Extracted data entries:
%%

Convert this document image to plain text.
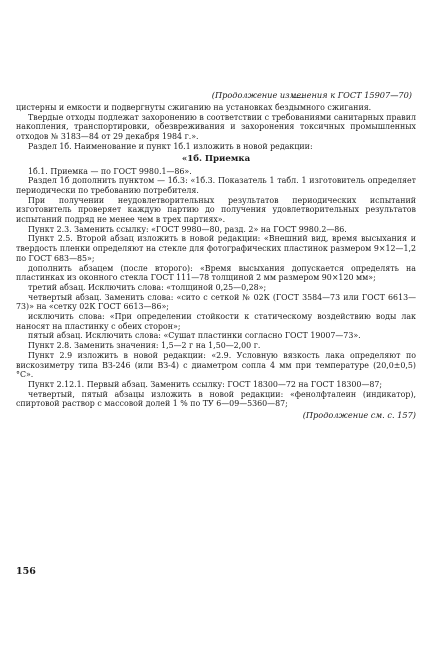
(Продолжение изменения к ГОСТ 15907—70)

цистерны и емкости и подвергнуты сжиганию на установках бездымного сжигания.

Твердые отходы подлежат захоронению в соответствии с требованиями санитарных правил накопления, транспортировки, обезвреживания и захоронения токсичных промышленных отходов № 3183—84 от 29 декабря 1984 г.».

Раздел 1б. Наименование и пункт 1б.1 изложить в новой редакции:

«1б. Приемка

1б.1. Приемка — по ГОСТ 9980.1—86».

Раздел 1б дополнить пунктом — 1б.3: «1б.3. Показатель 1 табл. 1 изготовитель определяет периодически по требованию потребителя.

При получении неудовлетворительных результатов периодических испытаний изготовитель проверяет каждую партию до получения удовлетворительных результатов испытаний подряд не менее чем в трех партиях».

Пункт 2.3. Заменить ссылку: «ГОСТ 9980—80, разд. 2» на ГОСТ 9980.2—86.

Пункт 2.5. Второй абзац изложить в новой редакции: «Внешний вид, время высыхания и твердость пленки определяют на стекле для фотографических пластинок размером 9×12—1,2 по ГОСТ 683—85»;

дополнить абзацем (после второго): «Время высыхания допускается определять на пластинках из оконного стекла ГОСТ 111—78 толщиной 2 мм размером 90×120 мм»;

третий абзац. Исключить слова: «толщиной 0,25—0,28»;

четвертый абзац. Заменить слова: «сито с сеткой № 02К (ГОСТ 3584—73 или ГОСТ 6613—73)» на «сетку 02К ГОСТ 6613—86»;

исключить слова: «При определении стойкости к статическому воздействию воды лак наносят на пластинку с обеих сторон»;

пятый абзац. Исключить слова: «Сушат пластинки согласно ГОСТ 19007—73».

Пункт 2.8. Заменить значения: 1,5—2 г на 1,50—2,00 г.

Пункт 2.9 изложить в новой редакции: «2.9. Условную вязкость лака определяют по вискозиметру типа ВЗ-246 (или ВЗ-4) с диаметром сопла 4 мм при температуре (20,0±0,5) °С».

Пункт 2.12.1. Первый абзац. Заменить ссылку: ГОСТ 18300—72 на ГОСТ 18300—87;

четвертый, пятый абзацы изложить в новой редакции: «фенолфталеин (индикатор), спиртовой раствор с массовой долей 1 % по ТУ 6—09—5360—87;

(Продолжение см. с. 157)
156
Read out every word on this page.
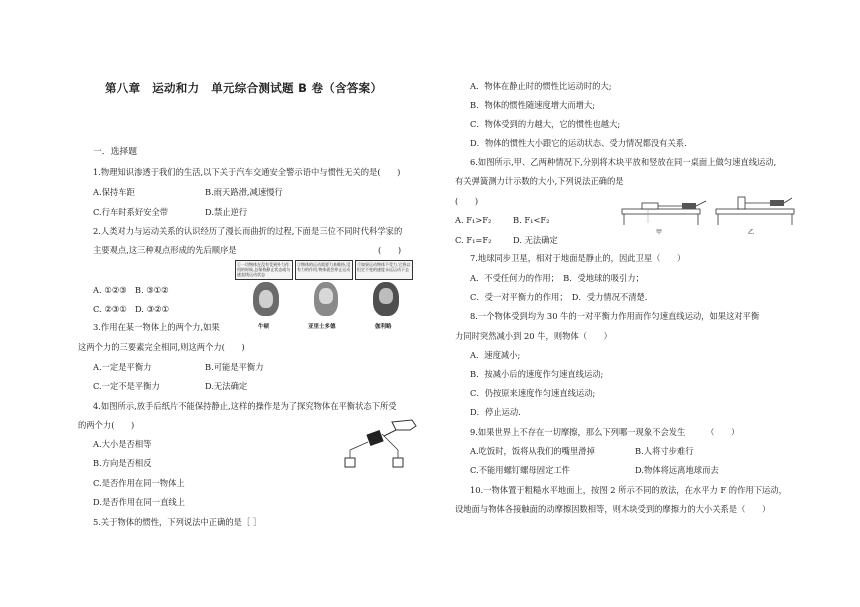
第八章　运动和力　单元综合测试题 B 卷（含答案）
一．选择题
1.物理知识渗透于我们的生活,以下关于汽车交通安全警示语中与惯性无关的是(　　)
A.保持车距	B.雨天路滑,减速慢行
C.行车时系好安全带	D.禁止逆行
2.人类对力与运动关系的认识经历了漫长而曲折的过程,下面是三位不同时代科学家的
主要观点,这三种观点形成的先后顺序是	(　　)
A. ①②③　B. ③①②
C. ②③①　D. ③②①
①一切物体在没有受到外力作用的时候,总保持静止状态或匀速直线运动状态
②物体的运动需要力来维持,没有力的作用,物体就会停止运动
③如果运动物体不受力,它将以恒定不变的速度永远运动下去
牛顿	亚里士多德	伽利略
3.作用在某一物体上的两个力,如果
这两个力的三要素完全相同,则这两个力(　　)
A.一定是平衡力	B.可能是平衡力
C.一定不是平衡力	D.无法确定
4.如图所示,放手后纸片不能保持静止,这样的操作是为了探究物体在平衡状态下所受
的两个力(　　)
A.大小是否相等
B.方向是否相反
C.是否作用在同一物体上
D.是否作用在同一直线上
5.关于物体的惯性，下列说法中正确的是［ ］
A．物体在静止时的惯性比运动时的大;
B．物体的惯性随速度增大而增大;
C．物体受到的力越大，它的惯性也越大;
D．物体的惯性大小跟它的运动状态、受力情况都没有关系.
6.如图所示,甲、乙两种情况下,分别将木块平放和竖放在同一桌面上做匀速直线运动,
有关弹簧测力计示数的大小,下列说法正确的是
(　　)
A. F₁>F₂	B. F₁<F₂
C. F₁=F₂	D. 无法确定
甲	乙
7.地球同步卫星，相对于地面是静止的，因此卫星（　　）
A．不受任何力的作用；　B．受地球的吸引力；
C．受一对平衡力的作用；　D．受力情况不清楚.
8.一个物体受到均为 30 牛的一对平衡力作用而作匀速直线运动，如果这对平衡
力同时突然减小到 20 牛，则物体（　　）
A．速度减小;
B．按减小后的速度作匀速直线运动;
C．仍按原来速度作匀速直线运动;
D．停止运动.
9.如果世界上不存在一切摩擦，那么下列哪一现象不会发生　　　（　　）
A.吃饭时，饭将从我们的嘴里滑掉	B.人将寸步难行
C.不能用螺钉螺母固定工件	D.物体将远离地球而去
10.一物体置于粗糙水平地面上，按图 2 所示不同的放法，在水平力 F 的作用下运动，
设地面与物体各接触面的动摩擦因数相等，则木块受到的摩擦力的大小关系是（　　）
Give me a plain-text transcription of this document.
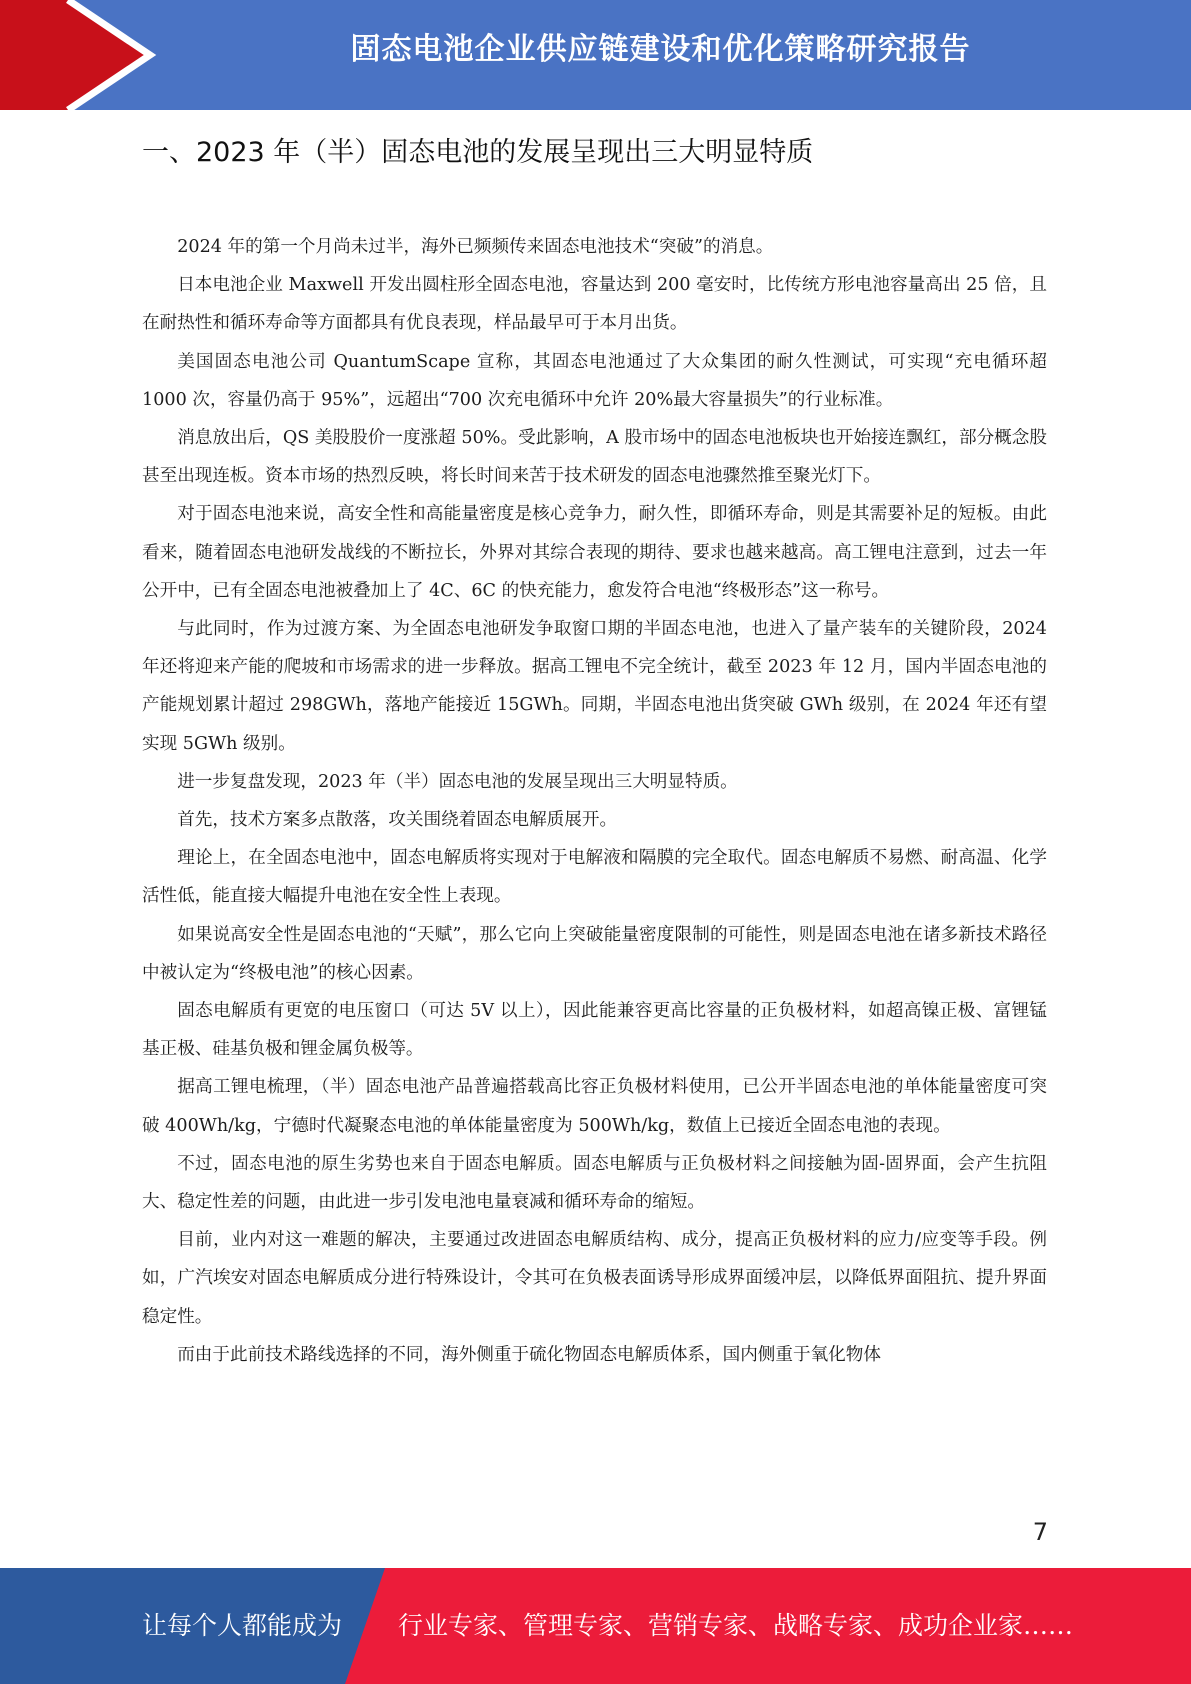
固态电池企业供应链建设和优化策略研究报告
一、2023 年（半）固态电池的发展呈现出三大明显特质

2024 年的第一个月尚未过半，海外已频频传来固态电池技术“突破”的消息。

日本电池企业 Maxwell 开发出圆柱形全固态电池，容量达到 200 毫安时，比传统方形电池容量高出 25 倍，且在耐热性和循环寿命等方面都具有优良表现，样品最早可于本月出货。

美国固态电池公司 QuantumScape 宣称，其固态电池通过了大众集团的耐久性测试，可实现“充电循环超 1000 次，容量仍高于 95%”，远超出“700 次充电循环中允许 20%最大容量损失”的行业标准。

消息放出后，QS 美股股价一度涨超 50%。受此影响，A 股市场中的固态电池板块也开始接连飘红，部分概念股甚至出现连板。资本市场的热烈反映，将长时间来苦于技术研发的固态电池骤然推至聚光灯下。

对于固态电池来说，高安全性和高能量密度是核心竞争力，耐久性，即循环寿命，则是其需要补足的短板。由此看来，随着固态电池研发战线的不断拉长，外界对其综合表现的期待、要求也越来越高。高工锂电注意到，过去一年公开中，已有全固态电池被叠加上了 4C、6C 的快充能力，愈发符合电池“终极形态”这一称号。

与此同时，作为过渡方案、为全固态电池研发争取窗口期的半固态电池，也进入了量产装车的关键阶段，2024 年还将迎来产能的爬坡和市场需求的进一步释放。据高工锂电不完全统计，截至 2023 年 12 月，国内半固态电池的产能规划累计超过 298GWh，落地产能接近 15GWh。同期，半固态电池出货突破 GWh 级别，在 2024 年还有望实现 5GWh 级别。

进一步复盘发现，2023 年（半）固态电池的发展呈现出三大明显特质。

首先，技术方案多点散落，攻关围绕着固态电解质展开。

理论上，在全固态电池中，固态电解质将实现对于电解液和隔膜的完全取代。固态电解质不易燃、耐高温、化学活性低，能直接大幅提升电池在安全性上表现。

如果说高安全性是固态电池的“天赋”，那么它向上突破能量密度限制的可能性，则是固态电池在诸多新技术路径中被认定为“终极电池”的核心因素。

固态电解质有更宽的电压窗口（可达 5V 以上），因此能兼容更高比容量的正负极材料，如超高镍正极、富锂锰基正极、硅基负极和锂金属负极等。

据高工锂电梳理，（半）固态电池产品普遍搭载高比容正负极材料使用，已公开半固态电池的单体能量密度可突破 400Wh/kg，宁德时代凝聚态电池的单体能量密度为 500Wh/kg，数值上已接近全固态电池的表现。

不过，固态电池的原生劣势也来自于固态电解质。固态电解质与正负极材料之间接触为固-固界面，会产生抗阻大、稳定性差的问题，由此进一步引发电池电量衰减和循环寿命的缩短。

目前，业内对这一难题的解决，主要通过改进固态电解质结构、成分，提高正负极材料的应力/应变等手段。例如，广汽埃安对固态电解质成分进行特殊设计，令其可在负极表面诱导形成界面缓冲层，以降低界面阻抗、提升界面稳定性。

而由于此前技术路线选择的不同，海外侧重于硫化物固态电解质体系，国内侧重于氧化物体

7
让每个人都能成为 行业专家、管理专家、营销专家、战略专家、成功企业家……
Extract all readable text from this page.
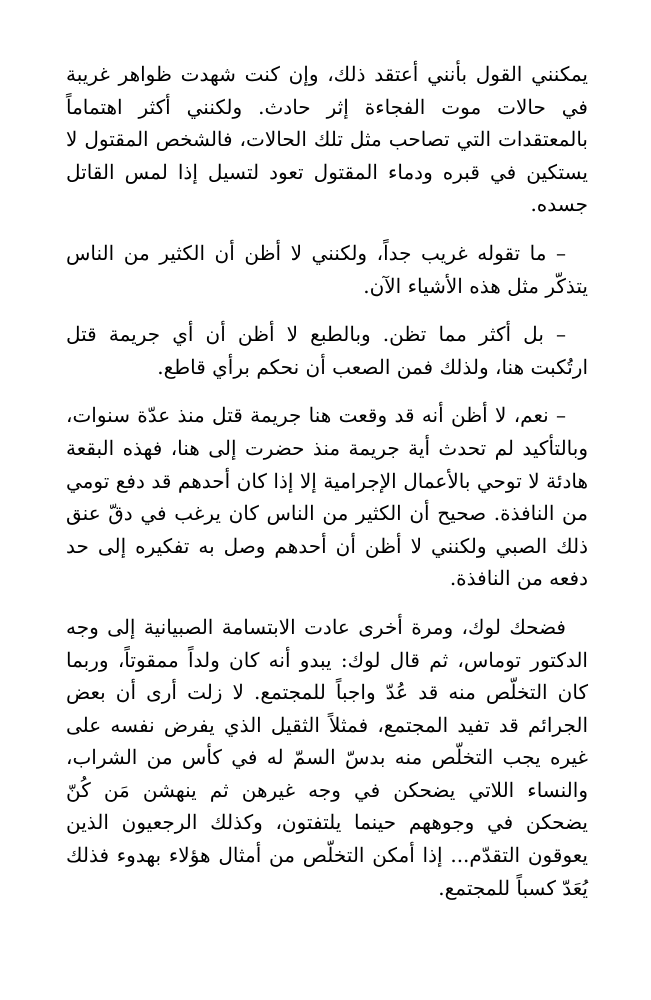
يمكنني القول بأنني أعتقد ذلك، وإن كنت شهدت ظواهر غريبة في حالات موت الفجاءة إثر حادث. ولكنني أكثر اهتماماً بالمعتقدات التي تصاحب مثل تلك الحالات، فالشخص المقتول لا يستكين في قبره ودماء المقتول تعود لتسيل إذا لمس القاتل جسده.

– ما تقوله غريب جداً، ولكنني لا أظن أن الكثير من الناس يتذكّر مثل هذه الأشياء الآن.

– بل أكثر مما تظن. وبالطبع لا أظن أن أي جريمة قتل ارتُكبت هنا، ولذلك فمن الصعب أن نحكم برأي قاطع.

– نعم، لا أظن أنه قد وقعت هنا جريمة قتل منذ عدّة سنوات، وبالتأكيد لم تحدث أية جريمة منذ حضرت إلى هنا، فهذه البقعة هادئة لا توحي بالأعمال الإجرامية إلا إذا كان أحدهم قد دفع تومي من النافذة. صحيح أن الكثير من الناس كان يرغب في دقّ عنق ذلك الصبي ولكنني لا أظن أن أحدهم وصل به تفكيره إلى حد دفعه من النافذة.

فضحك لوك، ومرة أخرى عادت الابتسامة الصبيانية إلى وجه الدكتور توماس، ثم قال لوك: يبدو أنه كان ولداً ممقوتاً، وربما كان التخلّص منه قد عُدّ واجباً للمجتمع. لا زلت أرى أن بعض الجرائم قد تفيد المجتمع، فمثلاً الثقيل الذي يفرض نفسه على غيره يجب التخلّص منه بدسّ السمّ له في كأس من الشراب، والنساء اللاتي يضحكن في وجه غيرهن ثم ينهشن مَن كُنّ يضحكن في وجوههم حينما يلتفتون، وكذلك الرجعيون الذين يعوقون التقدّم... إذا أمكن التخلّص من أمثال هؤلاء بهدوء فذلك يُعَدّ كسباً للمجتمع.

%%

[Your instructions]:
Which lines hold the word "Заменить"? Copy all of them.

[Task result]:
Пункт 2.3. Заменить ссылку: «ГОСТ 9980—80, разд. 2» на ГОСТ 9980.2—86.
четвертый абзац. Заменить слова: «сито с сеткой № 02К (ГОСТ 3584—73 или ГОСТ 6613—73)» на «сетку 02К ГОСТ 6613—86»;
Пункт 2.8. Заменить значения: 1,5—2 г на 1,50—2,00 г.
Пункт 2.12.1. Первый абзац. Заменить ссылку: ГОСТ 18300—72 на ГОСТ 18300—87;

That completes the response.